Problem
Update the material below by replacing every "colorbar-segment" with "color-scale-segment" and leave everything else unchanged.

— Start Extracted records —

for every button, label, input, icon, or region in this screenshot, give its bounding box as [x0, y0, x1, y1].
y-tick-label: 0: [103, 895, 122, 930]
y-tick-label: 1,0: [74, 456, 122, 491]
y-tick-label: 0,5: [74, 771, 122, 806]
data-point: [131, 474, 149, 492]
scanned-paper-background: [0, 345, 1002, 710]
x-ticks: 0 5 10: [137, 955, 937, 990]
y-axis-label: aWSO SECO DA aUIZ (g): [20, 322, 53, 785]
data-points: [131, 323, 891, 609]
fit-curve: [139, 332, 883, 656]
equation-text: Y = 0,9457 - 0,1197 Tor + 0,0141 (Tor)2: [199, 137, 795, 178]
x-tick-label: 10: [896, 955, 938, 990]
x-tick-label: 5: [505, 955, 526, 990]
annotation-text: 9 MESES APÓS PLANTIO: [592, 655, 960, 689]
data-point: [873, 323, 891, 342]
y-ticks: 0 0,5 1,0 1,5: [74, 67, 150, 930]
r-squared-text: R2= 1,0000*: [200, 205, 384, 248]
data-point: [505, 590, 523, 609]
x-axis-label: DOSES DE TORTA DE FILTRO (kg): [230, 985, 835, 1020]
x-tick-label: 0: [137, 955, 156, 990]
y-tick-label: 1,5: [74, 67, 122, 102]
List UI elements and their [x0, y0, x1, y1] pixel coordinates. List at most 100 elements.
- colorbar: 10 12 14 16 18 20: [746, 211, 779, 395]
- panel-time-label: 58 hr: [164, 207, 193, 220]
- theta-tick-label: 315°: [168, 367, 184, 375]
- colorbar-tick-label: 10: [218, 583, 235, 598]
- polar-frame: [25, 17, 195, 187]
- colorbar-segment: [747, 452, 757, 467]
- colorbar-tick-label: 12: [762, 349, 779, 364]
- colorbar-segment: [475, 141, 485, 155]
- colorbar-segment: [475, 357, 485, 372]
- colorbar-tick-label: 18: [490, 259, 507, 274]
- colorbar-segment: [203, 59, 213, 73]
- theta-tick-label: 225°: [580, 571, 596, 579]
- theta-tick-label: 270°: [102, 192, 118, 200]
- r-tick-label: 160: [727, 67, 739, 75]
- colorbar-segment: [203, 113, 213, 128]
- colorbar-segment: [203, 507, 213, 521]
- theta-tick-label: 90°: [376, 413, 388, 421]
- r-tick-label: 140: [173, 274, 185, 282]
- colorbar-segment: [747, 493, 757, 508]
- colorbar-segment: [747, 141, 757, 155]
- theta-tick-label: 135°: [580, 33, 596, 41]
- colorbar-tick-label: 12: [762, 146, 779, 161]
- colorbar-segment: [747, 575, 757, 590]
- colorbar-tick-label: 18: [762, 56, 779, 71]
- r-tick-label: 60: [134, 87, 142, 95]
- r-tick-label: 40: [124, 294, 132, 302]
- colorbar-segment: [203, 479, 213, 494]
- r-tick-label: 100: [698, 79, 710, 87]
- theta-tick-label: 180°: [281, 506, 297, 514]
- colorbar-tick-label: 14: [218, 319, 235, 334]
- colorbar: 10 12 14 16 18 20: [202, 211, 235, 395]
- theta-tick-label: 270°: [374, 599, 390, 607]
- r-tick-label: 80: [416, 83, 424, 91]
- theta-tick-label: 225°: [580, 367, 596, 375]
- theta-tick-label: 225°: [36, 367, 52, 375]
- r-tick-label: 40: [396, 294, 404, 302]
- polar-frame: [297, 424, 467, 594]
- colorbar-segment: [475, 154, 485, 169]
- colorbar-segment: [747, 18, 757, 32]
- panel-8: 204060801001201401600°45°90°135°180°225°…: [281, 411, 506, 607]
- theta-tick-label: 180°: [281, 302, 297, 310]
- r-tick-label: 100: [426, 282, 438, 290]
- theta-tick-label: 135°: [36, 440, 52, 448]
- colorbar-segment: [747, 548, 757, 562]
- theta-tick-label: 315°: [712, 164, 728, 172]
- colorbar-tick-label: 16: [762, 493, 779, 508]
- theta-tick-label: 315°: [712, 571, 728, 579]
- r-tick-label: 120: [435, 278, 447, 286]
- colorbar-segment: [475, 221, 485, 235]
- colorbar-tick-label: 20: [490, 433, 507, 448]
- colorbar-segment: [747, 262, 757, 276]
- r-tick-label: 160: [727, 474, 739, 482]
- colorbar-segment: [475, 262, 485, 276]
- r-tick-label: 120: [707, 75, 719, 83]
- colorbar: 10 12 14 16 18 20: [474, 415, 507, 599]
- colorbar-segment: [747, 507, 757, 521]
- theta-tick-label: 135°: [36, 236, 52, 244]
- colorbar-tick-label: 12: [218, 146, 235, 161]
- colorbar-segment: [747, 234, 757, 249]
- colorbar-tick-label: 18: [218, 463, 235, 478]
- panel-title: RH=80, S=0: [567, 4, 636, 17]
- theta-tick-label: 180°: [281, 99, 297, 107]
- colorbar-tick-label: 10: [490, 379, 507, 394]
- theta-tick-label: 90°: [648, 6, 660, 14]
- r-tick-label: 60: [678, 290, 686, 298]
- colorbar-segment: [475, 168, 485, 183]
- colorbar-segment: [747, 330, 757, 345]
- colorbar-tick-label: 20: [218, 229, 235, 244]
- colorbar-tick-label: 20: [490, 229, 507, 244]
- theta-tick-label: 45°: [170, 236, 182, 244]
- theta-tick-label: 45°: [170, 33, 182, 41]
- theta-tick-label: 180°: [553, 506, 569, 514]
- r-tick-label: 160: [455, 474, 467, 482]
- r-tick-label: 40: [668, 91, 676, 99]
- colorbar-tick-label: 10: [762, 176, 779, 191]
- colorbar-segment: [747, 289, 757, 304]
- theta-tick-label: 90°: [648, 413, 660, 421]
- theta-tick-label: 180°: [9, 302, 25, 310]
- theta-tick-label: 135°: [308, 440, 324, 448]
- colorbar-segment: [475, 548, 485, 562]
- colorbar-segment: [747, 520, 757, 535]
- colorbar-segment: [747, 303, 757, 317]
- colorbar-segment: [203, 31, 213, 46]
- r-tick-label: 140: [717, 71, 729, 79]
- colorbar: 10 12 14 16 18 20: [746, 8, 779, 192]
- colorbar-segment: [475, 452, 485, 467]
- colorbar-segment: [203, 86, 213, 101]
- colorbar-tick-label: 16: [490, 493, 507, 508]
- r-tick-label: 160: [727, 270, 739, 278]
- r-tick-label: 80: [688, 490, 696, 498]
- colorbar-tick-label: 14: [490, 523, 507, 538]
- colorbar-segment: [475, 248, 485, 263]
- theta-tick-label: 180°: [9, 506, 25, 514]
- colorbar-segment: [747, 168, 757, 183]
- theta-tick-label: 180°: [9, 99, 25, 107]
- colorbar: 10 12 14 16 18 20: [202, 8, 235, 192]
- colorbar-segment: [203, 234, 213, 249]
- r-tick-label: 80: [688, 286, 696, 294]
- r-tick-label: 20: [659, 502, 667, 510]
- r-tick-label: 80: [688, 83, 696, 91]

— End Extracted records —

Full output
for every button, label, input, icon, or region in this screenshot, give its bounding box as [x0, y0, x1, y1].
y-tick-label: 0: [103, 895, 122, 930]
y-tick-label: 1,0: [74, 456, 122, 491]
y-tick-label: 0,5: [74, 771, 122, 806]
data-point: [131, 474, 149, 492]
scanned-paper-background: [0, 345, 1002, 710]
x-ticks: 0 5 10: [137, 955, 937, 990]
y-axis-label: aWSO SECO DA aUIZ (g): [20, 322, 53, 785]
data-points: [131, 323, 891, 609]
fit-curve: [139, 332, 883, 656]
equation-text: Y = 0,9457 - 0,1197 Tor + 0,0141 (Tor)2: [199, 137, 795, 178]
x-tick-label: 10: [896, 955, 938, 990]
x-tick-label: 5: [505, 955, 526, 990]
annotation-text: 9 MESES APÓS PLANTIO: [592, 655, 960, 689]
data-point: [873, 323, 891, 342]
y-ticks: 0 0,5 1,0 1,5: [74, 67, 150, 930]
r-squared-text: R2= 1,0000*: [200, 205, 384, 248]
data-point: [505, 590, 523, 609]
x-axis-label: DOSES DE TORTA DE FILTRO (kg): [230, 985, 835, 1020]
x-tick-label: 0: [137, 955, 156, 990]
y-tick-label: 1,5: [74, 67, 122, 102]
List UI elements and their [x0, y0, x1, y1] pixel coordinates. List at most 100 elements.
- colorbar: 10 12 14 16 18 20: [746, 211, 779, 395]
- panel-time-label: 58 hr: [164, 207, 193, 220]
- theta-tick-label: 315°: [168, 367, 184, 375]
- colorbar-tick-label: 10: [218, 583, 235, 598]
- polar-frame: [25, 17, 195, 187]
- color-scale-segment: [747, 452, 757, 467]
- colorbar-tick-label: 12: [762, 349, 779, 364]
- color-scale-segment: [475, 141, 485, 155]
- color-scale-segment: [475, 357, 485, 372]
- colorbar-tick-label: 18: [490, 259, 507, 274]
- color-scale-segment: [203, 59, 213, 73]
- theta-tick-label: 225°: [580, 571, 596, 579]
- theta-tick-label: 270°: [102, 192, 118, 200]
- r-tick-label: 160: [727, 67, 739, 75]
- color-scale-segment: [203, 113, 213, 128]
- color-scale-segment: [203, 507, 213, 521]
- theta-tick-label: 90°: [376, 413, 388, 421]
- r-tick-label: 140: [173, 274, 185, 282]
- color-scale-segment: [747, 493, 757, 508]
- color-scale-segment: [747, 141, 757, 155]
- theta-tick-label: 135°: [580, 33, 596, 41]
- colorbar-tick-label: 12: [762, 146, 779, 161]
- color-scale-segment: [747, 575, 757, 590]
- colorbar-tick-label: 18: [762, 56, 779, 71]
- r-tick-label: 60: [134, 87, 142, 95]
- r-tick-label: 40: [124, 294, 132, 302]
- color-scale-segment: [203, 479, 213, 494]
- r-tick-label: 100: [698, 79, 710, 87]
- theta-tick-label: 180°: [281, 506, 297, 514]
- colorbar-tick-label: 14: [218, 319, 235, 334]
- colorbar: 10 12 14 16 18 20: [202, 211, 235, 395]
- theta-tick-label: 270°: [374, 599, 390, 607]
- r-tick-label: 80: [416, 83, 424, 91]
- theta-tick-label: 225°: [580, 367, 596, 375]
- theta-tick-label: 225°: [36, 367, 52, 375]
- r-tick-label: 40: [396, 294, 404, 302]
- polar-frame: [297, 424, 467, 594]
- color-scale-segment: [475, 154, 485, 169]
- color-scale-segment: [747, 18, 757, 32]
- panel-8: 204060801001201401600°45°90°135°180°225°…: [281, 411, 506, 607]
- theta-tick-label: 180°: [281, 302, 297, 310]
- r-tick-label: 100: [426, 282, 438, 290]
- theta-tick-label: 135°: [36, 440, 52, 448]
- color-scale-segment: [747, 548, 757, 562]
- theta-tick-label: 315°: [712, 164, 728, 172]
- colorbar-tick-label: 16: [762, 493, 779, 508]
- theta-tick-label: 315°: [712, 571, 728, 579]
- r-tick-label: 120: [435, 278, 447, 286]
- color-scale-segment: [475, 221, 485, 235]
- colorbar-tick-label: 20: [490, 433, 507, 448]
- color-scale-segment: [747, 262, 757, 276]
- r-tick-label: 160: [727, 474, 739, 482]
- color-scale-segment: [475, 262, 485, 276]
- r-tick-label: 120: [707, 75, 719, 83]
- colorbar: 10 12 14 16 18 20: [474, 415, 507, 599]
- color-scale-segment: [747, 507, 757, 521]
- theta-tick-label: 135°: [36, 236, 52, 244]
- colorbar-tick-label: 12: [218, 146, 235, 161]
- color-scale-segment: [747, 234, 757, 249]
- colorbar-tick-label: 18: [218, 463, 235, 478]
- panel-title: RH=80, S=0: [567, 4, 636, 17]
- theta-tick-label: 180°: [281, 99, 297, 107]
- colorbar-tick-label: 10: [490, 379, 507, 394]
- theta-tick-label: 90°: [648, 6, 660, 14]
- r-tick-label: 60: [678, 290, 686, 298]
- color-scale-segment: [475, 168, 485, 183]
- color-scale-segment: [747, 330, 757, 345]
- colorbar-tick-label: 20: [218, 229, 235, 244]
- colorbar-tick-label: 20: [490, 229, 507, 244]
- theta-tick-label: 45°: [170, 236, 182, 244]
- theta-tick-label: 45°: [170, 33, 182, 41]
- theta-tick-label: 180°: [553, 506, 569, 514]
- r-tick-label: 160: [455, 474, 467, 482]
- r-tick-label: 40: [668, 91, 676, 99]
- colorbar-tick-label: 10: [762, 176, 779, 191]
- color-scale-segment: [747, 289, 757, 304]
- theta-tick-label: 90°: [648, 413, 660, 421]
- theta-tick-label: 180°: [9, 302, 25, 310]
- theta-tick-label: 135°: [308, 440, 324, 448]
- color-scale-segment: [475, 548, 485, 562]
- color-scale-segment: [747, 520, 757, 535]
- color-scale-segment: [747, 303, 757, 317]
- color-scale-segment: [203, 31, 213, 46]
- r-tick-label: 140: [717, 71, 729, 79]
- colorbar: 10 12 14 16 18 20: [746, 8, 779, 192]
- color-scale-segment: [475, 452, 485, 467]
- color-scale-segment: [203, 86, 213, 101]
- colorbar-tick-label: 16: [490, 493, 507, 508]
- r-tick-label: 160: [727, 270, 739, 278]
- r-tick-label: 80: [688, 490, 696, 498]
- colorbar-tick-label: 14: [490, 523, 507, 538]
- color-scale-segment: [475, 248, 485, 263]
- theta-tick-label: 180°: [9, 506, 25, 514]
- color-scale-segment: [747, 168, 757, 183]
- theta-tick-label: 180°: [9, 99, 25, 107]
- colorbar: 10 12 14 16 18 20: [202, 8, 235, 192]
- color-scale-segment: [203, 234, 213, 249]
- r-tick-label: 80: [688, 286, 696, 294]
- r-tick-label: 20: [659, 502, 667, 510]
- r-tick-label: 80: [688, 83, 696, 91]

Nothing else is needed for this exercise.